(Figure data in JSON)

"""

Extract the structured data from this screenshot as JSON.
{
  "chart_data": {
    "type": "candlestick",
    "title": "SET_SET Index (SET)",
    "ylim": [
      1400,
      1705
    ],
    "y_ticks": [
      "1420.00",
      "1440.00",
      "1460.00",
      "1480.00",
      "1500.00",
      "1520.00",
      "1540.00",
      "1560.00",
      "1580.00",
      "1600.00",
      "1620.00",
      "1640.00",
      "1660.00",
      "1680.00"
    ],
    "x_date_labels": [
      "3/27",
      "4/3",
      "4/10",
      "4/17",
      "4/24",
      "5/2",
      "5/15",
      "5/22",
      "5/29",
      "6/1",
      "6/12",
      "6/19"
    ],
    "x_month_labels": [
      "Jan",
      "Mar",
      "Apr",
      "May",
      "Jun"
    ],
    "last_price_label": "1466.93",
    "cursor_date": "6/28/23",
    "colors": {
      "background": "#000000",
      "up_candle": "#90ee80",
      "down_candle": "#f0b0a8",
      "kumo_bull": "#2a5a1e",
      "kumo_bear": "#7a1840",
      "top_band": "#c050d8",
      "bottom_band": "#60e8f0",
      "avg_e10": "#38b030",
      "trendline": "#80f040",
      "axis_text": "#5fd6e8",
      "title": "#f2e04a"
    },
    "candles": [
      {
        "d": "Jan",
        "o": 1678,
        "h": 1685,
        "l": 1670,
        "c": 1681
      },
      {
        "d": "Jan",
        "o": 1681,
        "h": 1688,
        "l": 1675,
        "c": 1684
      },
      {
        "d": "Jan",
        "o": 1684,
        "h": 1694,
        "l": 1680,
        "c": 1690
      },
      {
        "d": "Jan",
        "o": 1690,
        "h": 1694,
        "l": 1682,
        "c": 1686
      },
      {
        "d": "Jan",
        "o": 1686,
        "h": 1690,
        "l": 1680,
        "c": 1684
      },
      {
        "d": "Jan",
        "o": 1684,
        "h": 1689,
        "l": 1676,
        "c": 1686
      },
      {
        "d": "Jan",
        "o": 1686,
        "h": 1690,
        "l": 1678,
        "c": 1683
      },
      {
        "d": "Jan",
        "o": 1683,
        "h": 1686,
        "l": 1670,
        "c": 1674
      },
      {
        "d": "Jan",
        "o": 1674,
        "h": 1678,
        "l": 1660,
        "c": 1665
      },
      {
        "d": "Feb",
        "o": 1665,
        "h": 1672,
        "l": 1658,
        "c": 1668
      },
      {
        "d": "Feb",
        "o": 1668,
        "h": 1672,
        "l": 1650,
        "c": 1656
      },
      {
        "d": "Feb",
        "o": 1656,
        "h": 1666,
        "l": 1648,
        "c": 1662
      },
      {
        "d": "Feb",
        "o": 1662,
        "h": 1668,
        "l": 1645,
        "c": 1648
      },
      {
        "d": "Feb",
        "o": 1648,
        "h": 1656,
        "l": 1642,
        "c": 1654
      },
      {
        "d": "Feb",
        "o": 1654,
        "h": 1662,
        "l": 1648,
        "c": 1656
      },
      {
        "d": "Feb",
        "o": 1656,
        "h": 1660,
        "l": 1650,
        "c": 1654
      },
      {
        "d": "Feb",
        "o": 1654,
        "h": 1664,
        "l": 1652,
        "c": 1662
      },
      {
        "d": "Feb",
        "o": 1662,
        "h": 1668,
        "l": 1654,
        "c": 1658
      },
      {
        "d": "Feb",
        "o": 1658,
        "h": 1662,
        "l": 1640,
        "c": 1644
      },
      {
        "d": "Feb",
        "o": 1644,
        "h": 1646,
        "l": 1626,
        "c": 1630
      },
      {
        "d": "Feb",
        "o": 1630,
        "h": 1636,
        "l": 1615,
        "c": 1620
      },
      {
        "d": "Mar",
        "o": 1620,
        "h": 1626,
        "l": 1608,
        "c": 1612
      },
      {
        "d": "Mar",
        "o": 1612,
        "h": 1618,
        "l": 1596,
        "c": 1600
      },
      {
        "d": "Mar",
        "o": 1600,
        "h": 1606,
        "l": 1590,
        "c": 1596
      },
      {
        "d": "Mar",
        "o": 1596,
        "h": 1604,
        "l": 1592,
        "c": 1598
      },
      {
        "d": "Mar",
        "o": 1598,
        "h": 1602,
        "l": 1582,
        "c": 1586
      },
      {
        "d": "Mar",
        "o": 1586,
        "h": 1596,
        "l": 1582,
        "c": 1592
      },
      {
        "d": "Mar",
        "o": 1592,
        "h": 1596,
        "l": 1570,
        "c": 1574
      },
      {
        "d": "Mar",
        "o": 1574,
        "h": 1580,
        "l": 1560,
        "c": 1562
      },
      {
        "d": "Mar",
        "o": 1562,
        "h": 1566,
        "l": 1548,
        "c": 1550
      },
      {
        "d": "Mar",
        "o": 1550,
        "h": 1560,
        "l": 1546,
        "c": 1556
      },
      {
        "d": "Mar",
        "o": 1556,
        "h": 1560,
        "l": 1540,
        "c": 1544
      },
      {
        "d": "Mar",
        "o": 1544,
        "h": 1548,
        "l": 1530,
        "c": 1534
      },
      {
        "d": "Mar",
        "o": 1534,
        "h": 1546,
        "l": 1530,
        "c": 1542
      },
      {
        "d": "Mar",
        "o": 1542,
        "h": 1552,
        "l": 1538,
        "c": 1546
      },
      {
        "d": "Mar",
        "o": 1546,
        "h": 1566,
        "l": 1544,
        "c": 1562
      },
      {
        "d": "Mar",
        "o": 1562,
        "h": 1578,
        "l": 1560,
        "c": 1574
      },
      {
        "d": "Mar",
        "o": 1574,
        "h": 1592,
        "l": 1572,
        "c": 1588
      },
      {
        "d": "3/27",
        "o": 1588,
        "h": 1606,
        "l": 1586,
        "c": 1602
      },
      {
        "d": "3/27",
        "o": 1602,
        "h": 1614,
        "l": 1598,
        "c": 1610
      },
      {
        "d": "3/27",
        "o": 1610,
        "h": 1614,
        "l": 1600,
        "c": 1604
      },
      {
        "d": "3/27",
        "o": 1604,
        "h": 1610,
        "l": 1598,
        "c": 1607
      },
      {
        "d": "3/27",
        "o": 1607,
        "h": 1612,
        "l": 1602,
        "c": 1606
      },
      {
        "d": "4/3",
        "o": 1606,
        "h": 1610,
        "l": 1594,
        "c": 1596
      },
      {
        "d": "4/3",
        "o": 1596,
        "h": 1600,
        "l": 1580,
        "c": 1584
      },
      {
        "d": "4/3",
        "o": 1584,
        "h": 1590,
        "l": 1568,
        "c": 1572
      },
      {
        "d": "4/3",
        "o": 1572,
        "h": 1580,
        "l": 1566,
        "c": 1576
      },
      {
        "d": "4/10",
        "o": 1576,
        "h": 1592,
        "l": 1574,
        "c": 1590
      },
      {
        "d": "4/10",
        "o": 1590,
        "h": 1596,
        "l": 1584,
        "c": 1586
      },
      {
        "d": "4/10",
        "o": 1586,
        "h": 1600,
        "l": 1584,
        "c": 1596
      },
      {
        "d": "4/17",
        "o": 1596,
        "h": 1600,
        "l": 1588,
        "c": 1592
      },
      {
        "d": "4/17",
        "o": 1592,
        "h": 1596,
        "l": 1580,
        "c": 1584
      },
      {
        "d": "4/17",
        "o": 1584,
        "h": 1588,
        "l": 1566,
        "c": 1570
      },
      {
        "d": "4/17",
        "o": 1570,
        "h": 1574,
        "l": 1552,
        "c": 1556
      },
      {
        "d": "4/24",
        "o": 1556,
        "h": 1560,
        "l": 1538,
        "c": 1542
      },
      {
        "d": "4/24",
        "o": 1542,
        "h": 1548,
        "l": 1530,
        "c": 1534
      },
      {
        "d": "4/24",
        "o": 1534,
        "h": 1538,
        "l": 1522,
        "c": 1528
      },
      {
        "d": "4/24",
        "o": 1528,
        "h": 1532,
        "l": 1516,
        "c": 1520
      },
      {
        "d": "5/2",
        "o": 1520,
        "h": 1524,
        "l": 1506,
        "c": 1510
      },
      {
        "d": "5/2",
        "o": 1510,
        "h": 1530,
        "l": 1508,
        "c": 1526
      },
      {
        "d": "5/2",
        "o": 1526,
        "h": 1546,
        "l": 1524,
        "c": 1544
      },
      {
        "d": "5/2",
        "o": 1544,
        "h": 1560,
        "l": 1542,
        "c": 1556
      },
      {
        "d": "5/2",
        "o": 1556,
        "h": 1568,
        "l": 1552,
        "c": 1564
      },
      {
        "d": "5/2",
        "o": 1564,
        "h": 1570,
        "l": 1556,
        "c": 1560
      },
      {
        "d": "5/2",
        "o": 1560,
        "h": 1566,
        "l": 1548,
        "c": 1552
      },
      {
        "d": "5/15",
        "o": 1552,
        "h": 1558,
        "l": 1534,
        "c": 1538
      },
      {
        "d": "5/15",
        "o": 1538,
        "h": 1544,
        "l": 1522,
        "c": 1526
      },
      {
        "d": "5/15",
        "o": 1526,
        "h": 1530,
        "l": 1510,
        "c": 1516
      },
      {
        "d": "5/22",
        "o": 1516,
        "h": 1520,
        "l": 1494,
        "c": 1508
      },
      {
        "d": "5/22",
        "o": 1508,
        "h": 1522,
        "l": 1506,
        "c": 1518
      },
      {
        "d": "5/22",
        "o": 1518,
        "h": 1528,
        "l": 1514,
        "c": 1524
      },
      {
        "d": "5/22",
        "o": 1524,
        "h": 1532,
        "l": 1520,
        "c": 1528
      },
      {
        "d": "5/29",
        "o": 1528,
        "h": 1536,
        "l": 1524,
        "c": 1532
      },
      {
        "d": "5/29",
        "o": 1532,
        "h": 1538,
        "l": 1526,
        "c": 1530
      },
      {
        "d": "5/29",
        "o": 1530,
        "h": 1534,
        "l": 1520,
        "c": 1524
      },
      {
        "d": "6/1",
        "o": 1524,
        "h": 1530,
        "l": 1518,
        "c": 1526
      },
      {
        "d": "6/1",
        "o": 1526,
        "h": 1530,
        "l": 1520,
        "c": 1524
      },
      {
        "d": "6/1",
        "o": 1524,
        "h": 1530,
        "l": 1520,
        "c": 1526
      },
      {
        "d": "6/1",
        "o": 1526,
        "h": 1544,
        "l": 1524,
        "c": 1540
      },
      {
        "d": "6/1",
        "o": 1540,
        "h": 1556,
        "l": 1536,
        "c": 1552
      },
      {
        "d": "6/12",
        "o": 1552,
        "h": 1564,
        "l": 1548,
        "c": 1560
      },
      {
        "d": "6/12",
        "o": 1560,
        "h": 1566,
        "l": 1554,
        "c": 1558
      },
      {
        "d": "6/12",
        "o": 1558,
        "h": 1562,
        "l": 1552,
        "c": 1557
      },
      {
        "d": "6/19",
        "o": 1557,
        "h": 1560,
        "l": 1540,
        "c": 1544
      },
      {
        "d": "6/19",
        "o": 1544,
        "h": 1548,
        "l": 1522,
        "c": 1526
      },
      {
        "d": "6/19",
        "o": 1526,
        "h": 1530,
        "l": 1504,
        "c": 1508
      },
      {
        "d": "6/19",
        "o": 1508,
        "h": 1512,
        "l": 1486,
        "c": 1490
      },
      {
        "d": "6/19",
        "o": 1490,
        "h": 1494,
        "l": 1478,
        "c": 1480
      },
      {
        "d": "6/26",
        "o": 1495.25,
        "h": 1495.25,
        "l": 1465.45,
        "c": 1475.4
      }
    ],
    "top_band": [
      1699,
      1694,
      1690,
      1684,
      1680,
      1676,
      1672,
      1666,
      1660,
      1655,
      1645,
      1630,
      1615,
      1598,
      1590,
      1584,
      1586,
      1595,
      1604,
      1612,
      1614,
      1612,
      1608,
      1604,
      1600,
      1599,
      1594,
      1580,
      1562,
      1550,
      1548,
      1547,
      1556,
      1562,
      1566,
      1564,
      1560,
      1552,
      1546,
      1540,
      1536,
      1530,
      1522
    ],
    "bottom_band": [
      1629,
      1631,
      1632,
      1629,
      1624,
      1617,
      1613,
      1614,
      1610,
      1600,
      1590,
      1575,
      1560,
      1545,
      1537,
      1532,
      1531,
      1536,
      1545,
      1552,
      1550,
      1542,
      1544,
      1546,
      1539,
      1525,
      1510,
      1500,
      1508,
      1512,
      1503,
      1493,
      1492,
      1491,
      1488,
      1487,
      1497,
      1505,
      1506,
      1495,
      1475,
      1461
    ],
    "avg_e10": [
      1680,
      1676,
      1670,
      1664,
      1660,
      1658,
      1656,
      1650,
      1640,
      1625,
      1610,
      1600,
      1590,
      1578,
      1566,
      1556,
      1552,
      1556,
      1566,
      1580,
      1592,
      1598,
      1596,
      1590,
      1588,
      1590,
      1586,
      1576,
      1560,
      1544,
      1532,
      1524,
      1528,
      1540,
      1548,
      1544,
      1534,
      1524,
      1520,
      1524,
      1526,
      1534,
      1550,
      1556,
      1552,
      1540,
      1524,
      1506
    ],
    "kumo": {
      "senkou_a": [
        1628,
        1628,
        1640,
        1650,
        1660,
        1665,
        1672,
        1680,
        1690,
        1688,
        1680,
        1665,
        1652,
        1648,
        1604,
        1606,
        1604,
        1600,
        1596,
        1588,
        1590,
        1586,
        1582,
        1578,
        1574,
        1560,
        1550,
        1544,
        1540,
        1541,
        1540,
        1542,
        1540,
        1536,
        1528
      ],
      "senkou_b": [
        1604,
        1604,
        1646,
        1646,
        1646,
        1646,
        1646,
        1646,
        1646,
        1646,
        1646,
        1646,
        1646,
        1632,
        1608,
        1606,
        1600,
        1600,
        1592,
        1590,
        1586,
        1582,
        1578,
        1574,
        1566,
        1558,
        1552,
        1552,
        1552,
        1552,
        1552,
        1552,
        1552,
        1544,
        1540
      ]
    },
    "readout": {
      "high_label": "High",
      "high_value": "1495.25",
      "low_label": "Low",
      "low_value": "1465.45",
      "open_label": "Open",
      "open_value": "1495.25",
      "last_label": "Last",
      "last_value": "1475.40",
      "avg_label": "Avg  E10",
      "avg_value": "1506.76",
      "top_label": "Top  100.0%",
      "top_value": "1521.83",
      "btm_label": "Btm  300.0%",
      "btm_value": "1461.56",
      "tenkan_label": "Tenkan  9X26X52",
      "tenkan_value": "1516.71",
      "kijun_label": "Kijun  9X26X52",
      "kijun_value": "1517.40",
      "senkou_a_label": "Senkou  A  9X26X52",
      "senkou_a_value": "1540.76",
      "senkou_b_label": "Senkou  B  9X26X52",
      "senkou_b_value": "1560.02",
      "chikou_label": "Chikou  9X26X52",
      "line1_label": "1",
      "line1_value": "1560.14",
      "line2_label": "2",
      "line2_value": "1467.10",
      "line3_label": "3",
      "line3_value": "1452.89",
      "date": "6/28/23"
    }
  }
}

"""

▶ Written exercise: What is the number of lines in the records that contain the word "title"? Answer with the number and nothing else.

▶ Task answer: 2